*** Opening of Passage for review ***

You can’t get copies of what I do cheaper than what I charge to do it. And it won’t contain the element that people appreciate most: the connection to spirit. So thats a bit of a non statement for me. 

And I’m not working in fashion. I’m fucking fashion. I’ve always understood the link between fashion and feminism, the insidious brainwashing and control it places on our bodies and minds, creating endless anxieties in order to keep us spending. The body shaming, the gender reductive constriction, the trends that kill the planet due to unnecessary over consumption, the exploitative practices at its core , as all industries are want. Fashion is dying and I’m here to deliver it’s coup de grace. Well ... in my wildest dreams anyway. So that means working in this arena is always going to be a struggle and that’s okay.  But I’m a fighter and I believe in my mission. My army is growing. And I know that there are others like me out there.

*** Close of Passage for review ***

- **Tasks to complete**:
A) Answer these questions about the passage on fashion:
(i) What element does the writer say copies of their work won't contain?
(ii) What does the writer say they are here to deliver to fashion?
(iii) What does the writer say about their army?
B) Carry on the passage about fashion, starting after its final sentence.

*** Opening of Provided data ***

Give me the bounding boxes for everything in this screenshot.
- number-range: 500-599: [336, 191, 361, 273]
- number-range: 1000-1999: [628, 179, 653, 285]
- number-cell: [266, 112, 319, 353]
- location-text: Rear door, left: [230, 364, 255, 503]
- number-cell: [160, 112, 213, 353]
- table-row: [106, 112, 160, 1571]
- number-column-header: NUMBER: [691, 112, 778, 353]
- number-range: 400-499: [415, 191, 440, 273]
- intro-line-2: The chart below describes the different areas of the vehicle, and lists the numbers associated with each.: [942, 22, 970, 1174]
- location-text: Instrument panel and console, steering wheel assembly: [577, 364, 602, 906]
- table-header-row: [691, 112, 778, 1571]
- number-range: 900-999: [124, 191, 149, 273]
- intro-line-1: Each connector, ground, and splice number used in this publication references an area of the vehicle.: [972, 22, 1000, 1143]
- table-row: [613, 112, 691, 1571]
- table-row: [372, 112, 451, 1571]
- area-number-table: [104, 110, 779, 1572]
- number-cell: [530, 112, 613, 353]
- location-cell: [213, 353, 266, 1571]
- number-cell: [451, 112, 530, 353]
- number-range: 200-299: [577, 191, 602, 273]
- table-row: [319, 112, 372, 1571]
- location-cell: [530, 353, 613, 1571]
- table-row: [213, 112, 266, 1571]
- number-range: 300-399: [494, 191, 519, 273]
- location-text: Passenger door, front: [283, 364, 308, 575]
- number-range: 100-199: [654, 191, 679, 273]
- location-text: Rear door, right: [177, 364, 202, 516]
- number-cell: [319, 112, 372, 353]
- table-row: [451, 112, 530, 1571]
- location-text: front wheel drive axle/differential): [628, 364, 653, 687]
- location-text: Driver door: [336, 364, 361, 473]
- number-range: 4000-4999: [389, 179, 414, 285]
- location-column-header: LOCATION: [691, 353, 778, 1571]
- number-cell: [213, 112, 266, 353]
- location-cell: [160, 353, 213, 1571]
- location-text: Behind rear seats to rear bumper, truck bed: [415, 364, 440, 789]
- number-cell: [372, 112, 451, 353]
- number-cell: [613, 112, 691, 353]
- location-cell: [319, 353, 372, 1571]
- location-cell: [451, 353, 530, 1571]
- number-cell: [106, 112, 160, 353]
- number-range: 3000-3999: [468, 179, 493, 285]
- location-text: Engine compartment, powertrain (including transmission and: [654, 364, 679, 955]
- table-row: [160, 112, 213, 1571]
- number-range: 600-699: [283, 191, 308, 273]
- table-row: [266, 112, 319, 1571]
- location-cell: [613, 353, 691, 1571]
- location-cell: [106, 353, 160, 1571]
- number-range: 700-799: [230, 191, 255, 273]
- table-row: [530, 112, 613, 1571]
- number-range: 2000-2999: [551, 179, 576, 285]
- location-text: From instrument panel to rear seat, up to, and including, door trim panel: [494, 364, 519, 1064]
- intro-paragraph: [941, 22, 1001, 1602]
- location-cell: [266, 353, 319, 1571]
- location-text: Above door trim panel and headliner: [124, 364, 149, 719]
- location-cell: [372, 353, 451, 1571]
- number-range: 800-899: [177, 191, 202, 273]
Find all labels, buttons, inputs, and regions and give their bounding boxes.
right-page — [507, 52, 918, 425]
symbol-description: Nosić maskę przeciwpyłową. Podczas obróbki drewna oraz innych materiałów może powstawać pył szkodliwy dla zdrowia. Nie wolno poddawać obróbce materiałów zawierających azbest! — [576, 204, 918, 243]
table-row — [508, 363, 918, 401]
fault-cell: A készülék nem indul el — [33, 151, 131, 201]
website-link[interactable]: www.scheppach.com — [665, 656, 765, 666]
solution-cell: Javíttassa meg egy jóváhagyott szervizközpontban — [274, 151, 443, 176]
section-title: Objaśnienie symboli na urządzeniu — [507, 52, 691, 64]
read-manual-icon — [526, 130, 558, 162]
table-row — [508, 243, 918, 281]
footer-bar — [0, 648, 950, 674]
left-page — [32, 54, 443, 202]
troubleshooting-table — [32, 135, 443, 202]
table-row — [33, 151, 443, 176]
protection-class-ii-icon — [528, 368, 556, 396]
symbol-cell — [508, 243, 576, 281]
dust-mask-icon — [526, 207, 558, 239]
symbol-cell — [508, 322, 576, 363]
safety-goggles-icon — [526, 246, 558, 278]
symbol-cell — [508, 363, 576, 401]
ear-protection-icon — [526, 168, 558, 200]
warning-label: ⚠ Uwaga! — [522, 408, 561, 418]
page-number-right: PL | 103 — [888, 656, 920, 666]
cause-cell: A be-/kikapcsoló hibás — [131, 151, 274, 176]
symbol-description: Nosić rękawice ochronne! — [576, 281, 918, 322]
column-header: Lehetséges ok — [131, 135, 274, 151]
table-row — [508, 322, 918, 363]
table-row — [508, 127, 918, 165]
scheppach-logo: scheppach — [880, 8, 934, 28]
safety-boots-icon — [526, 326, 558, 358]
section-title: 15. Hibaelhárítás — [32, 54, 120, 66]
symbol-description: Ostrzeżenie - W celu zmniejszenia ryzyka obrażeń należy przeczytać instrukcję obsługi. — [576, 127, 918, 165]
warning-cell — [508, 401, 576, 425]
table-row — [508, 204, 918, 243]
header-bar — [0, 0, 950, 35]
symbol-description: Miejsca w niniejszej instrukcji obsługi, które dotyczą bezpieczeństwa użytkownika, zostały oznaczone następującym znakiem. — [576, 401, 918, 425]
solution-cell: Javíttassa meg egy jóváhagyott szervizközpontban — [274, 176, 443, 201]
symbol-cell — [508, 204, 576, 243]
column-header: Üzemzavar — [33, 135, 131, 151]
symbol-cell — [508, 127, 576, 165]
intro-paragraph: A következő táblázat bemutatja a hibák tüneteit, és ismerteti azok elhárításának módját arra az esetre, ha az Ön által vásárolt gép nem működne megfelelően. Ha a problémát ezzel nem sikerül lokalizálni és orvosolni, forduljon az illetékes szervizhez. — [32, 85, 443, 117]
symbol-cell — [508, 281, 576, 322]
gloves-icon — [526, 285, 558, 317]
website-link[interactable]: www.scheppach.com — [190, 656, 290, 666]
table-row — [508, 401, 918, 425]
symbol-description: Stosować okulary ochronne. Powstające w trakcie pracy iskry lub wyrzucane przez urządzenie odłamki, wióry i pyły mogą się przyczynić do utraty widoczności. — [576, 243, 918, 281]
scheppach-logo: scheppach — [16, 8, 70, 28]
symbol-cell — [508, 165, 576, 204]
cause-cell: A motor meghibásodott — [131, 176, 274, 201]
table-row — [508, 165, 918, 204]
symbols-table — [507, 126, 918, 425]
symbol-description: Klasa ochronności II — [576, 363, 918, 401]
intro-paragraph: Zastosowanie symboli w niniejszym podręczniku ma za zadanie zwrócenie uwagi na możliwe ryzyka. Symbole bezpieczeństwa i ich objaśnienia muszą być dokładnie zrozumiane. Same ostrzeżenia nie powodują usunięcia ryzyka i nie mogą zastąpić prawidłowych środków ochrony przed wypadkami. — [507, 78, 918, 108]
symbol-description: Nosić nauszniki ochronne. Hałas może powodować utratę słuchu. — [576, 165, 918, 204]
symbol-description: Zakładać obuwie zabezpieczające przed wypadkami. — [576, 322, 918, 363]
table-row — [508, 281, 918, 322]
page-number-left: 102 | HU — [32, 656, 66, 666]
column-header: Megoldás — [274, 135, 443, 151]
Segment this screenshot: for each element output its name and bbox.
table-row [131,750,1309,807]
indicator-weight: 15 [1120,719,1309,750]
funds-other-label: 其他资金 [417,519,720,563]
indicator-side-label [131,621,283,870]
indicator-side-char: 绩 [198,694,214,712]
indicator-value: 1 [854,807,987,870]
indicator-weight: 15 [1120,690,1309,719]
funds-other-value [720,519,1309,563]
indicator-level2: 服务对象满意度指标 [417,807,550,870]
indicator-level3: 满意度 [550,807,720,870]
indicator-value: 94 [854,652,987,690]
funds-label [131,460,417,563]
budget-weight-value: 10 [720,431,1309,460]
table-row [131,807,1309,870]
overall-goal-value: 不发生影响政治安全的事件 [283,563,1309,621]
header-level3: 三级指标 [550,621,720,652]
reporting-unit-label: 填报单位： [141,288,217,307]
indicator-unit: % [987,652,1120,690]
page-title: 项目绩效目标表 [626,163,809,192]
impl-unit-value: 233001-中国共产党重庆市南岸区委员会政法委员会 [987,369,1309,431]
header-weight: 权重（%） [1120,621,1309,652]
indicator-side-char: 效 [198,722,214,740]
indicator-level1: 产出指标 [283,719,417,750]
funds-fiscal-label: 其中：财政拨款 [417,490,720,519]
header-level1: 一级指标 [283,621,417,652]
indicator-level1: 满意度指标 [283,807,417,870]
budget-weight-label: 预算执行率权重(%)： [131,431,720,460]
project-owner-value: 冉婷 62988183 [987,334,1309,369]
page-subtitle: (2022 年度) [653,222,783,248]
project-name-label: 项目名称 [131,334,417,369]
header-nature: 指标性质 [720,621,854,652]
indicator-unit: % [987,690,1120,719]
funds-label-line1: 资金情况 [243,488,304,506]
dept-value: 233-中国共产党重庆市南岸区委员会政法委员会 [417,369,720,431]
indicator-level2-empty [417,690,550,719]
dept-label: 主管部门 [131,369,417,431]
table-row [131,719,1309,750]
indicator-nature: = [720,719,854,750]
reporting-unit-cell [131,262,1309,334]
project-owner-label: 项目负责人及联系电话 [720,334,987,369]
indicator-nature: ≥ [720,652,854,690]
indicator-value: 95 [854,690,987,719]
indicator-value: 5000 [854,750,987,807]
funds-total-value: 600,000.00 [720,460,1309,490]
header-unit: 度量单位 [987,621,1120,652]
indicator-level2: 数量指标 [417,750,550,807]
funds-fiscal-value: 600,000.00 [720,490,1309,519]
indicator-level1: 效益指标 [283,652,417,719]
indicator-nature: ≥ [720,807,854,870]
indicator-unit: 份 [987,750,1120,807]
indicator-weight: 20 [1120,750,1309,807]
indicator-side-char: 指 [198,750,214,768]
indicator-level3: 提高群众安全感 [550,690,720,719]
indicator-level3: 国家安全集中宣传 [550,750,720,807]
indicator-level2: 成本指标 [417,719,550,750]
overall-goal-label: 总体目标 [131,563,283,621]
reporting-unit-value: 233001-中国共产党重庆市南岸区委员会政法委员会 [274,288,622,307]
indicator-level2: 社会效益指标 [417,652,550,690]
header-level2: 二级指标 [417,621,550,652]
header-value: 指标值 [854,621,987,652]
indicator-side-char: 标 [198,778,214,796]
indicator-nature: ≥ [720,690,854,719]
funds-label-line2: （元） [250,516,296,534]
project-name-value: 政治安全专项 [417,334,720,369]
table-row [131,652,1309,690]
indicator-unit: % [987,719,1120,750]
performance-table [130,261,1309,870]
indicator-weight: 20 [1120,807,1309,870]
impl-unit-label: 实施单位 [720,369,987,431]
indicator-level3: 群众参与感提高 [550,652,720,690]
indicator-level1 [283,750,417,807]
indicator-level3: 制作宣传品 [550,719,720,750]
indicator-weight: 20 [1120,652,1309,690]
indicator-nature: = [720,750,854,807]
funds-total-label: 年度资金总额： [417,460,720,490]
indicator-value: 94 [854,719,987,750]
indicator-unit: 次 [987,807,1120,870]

*** Close of Provided data ***

- **Responses to the tasks**:
A)
(i) The connection to spirit.
(ii) Its coup de grace.
(iii) It is growing.

B)
Fetysz: In Ryan’s editorial that you can see at the end of the page, you can see your spectacular outfits. What are the prices of your pieces? You also customise  clothes , from jackets to ties, how long does that process usually take? 


I charge a day rate mostly and I work my prices from how long it takes me plus the work needed for research for bespoke. So most pieces start from around £320 for a  bespoke kimono. I do limited off the peg pieces that I sell from my website. They start from around £120 and go up to £280 but look out for flash sales when I fancy a stock change. Yes, I know, I don’t charge enough. I’m working on it. I’m getting increasingly busy now and the only way I can grow my business is through raising prices. So they may have to go up very soon. 


Customised pieces are charged on a daily rate and most customising is done inside two days for the most complex pieces. I’m a very fast ( some say obsessive ) worker and people have asked if I have elves helping. There’s no Santa sweatshop here mate... Just me naked on my sewing machine in the summertime . That’s a true story. I even inspired an artist to create the image of that story called the Naked Dressmaker. My life. I live on the top floor and have curtains so don’t bother trying. 

Fetysz:Life since StyleLikeU ? How has it turned out...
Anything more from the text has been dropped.